Find the lines below that contain the string "fonction". Copy each one.
┌──
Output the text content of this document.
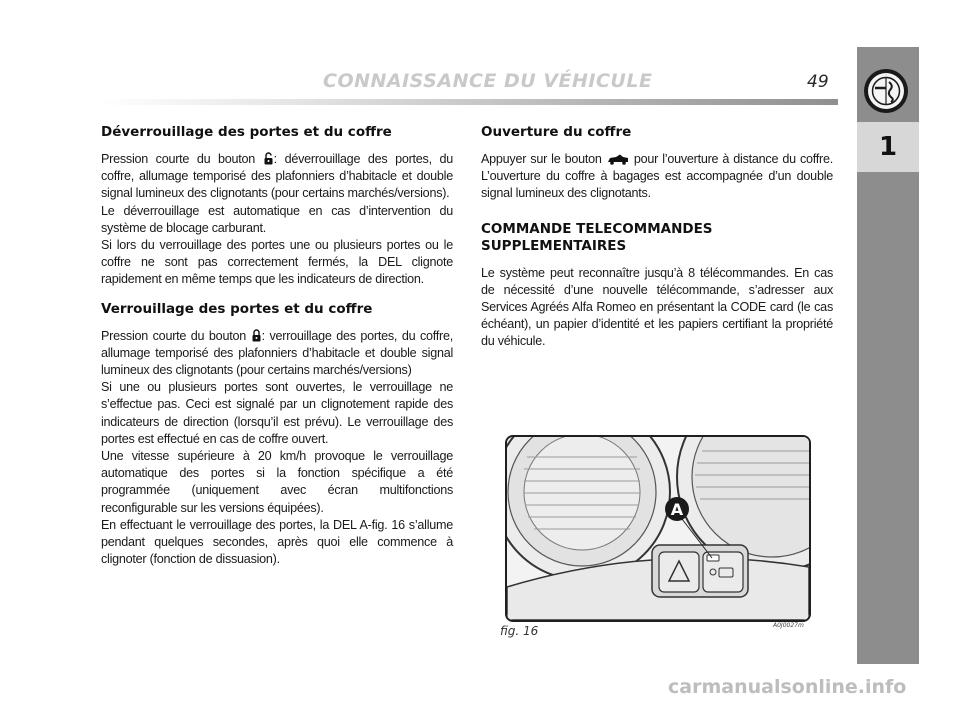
CONNAISSANCE DU VÉHICULE	49	·
1
Déverrouillage des portes et du coffre

Pression courte du bouton : déverrouillage des portes, du coffre, allumage temporisé des plafonniers d’habitacle et double signal lumineux des clignotants (pour certains marchés/versions).

Le déverrouillage est automatique en cas d’intervention du système de blocage carburant.

Si lors du verrouillage des portes une ou plusieurs portes ou le coffre ne sont pas correctement fermés, la DEL clignote rapidement en même temps que les indicateurs de direction.

Verrouillage des portes et du coffre

Pression courte du bouton : verrouillage des portes, du coffre, allumage temporisé des plafonniers d’habitacle et double signal lumineux des clignotants (pour certains marchés/versions)

Si une ou plusieurs portes sont ouvertes, le verrouillage ne s’effectue pas. Ceci est signalé par un clignotement rapide des indicateurs de direction (lorsqu’il est prévu). Le verrouillage des portes est effectué en cas de coffre ouvert.

Une vitesse supérieure à 20 km/h provoque le verrouillage automatique des portes si la fonction spécifique a été programmée (uniquement avec écran multifonctions reconfigurable sur les versions équipées).

En effectuant le verrouillage des portes, la DEL A-fig. 16 s’allume pendant quelques secondes, après quoi elle commence à clignoter (fonction de dissuasion).

Ouverture du coffre

Appuyer sur le bouton  pour l’ouverture à distance du coffre. L’ouverture du coffre à bagages est accompagnée d’un double signal lumineux des clignotants.

COMMANDE TELECOMMANDES SUPPLEMENTAIRES

Le système peut reconnaître jusqu’à 8 télécommandes. En cas de nécessité d’une nouvelle télécommande, s’adresser aux Services Agréés Alfa Romeo en présentant la CODE card (le cas échéant), un papier d’identité et les papiers certifiant la propriété du véhicule.

A
fig. 16	A0J0027m
carmanualsonline.info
└──
*Exercise response*
Une vitesse supérieure à 20 km/h provoque le verrouillage automatique des portes si la fonction spécifique a été programmée (uniquement avec écran multifonctions reconfigurable sur les versions équipées).
En effectuant le verrouillage des portes, la DEL A-fig. 16 s’allume pendant quelques secondes, après quoi elle commence à clignoter (fonction de dissuasion).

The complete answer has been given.